**What you are asked to do:**
In the records that follow, show each line where the word "ΩΡΕΣ" is present.

**Given information:**
****************************************
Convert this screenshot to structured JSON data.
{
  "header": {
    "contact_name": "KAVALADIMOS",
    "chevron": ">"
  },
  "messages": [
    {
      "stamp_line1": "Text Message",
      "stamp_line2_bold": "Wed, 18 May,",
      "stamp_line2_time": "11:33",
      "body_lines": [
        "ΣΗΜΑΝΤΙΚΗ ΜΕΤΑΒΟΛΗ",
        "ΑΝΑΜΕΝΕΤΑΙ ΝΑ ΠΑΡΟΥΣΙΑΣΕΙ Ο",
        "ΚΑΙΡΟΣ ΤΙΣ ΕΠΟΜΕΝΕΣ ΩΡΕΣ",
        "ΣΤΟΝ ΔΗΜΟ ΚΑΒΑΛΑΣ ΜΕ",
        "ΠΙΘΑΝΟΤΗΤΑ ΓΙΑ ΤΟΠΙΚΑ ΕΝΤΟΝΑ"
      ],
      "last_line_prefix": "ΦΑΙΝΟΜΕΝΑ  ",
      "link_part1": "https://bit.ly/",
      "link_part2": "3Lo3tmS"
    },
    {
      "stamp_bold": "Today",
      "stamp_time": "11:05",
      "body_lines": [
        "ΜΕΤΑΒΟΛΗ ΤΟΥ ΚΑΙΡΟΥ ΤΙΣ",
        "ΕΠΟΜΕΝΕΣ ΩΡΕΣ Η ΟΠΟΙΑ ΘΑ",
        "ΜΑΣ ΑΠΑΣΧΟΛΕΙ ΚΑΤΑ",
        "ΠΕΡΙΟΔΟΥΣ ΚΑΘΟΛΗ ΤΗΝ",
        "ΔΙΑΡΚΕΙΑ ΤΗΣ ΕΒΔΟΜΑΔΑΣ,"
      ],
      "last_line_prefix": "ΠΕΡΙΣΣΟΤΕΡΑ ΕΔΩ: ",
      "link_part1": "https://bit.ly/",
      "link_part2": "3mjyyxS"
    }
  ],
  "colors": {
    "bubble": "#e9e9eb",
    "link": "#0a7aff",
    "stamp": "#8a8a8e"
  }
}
****************************************
**Task response:**
        "ΚΑΙΡΟΣ ΤΙΣ ΕΠΟΜΕΝΕΣ ΩΡΕΣ",
        "ΕΠΟΜΕΝΕΣ ΩΡΕΣ Η ΟΠΟΙΑ ΘΑ",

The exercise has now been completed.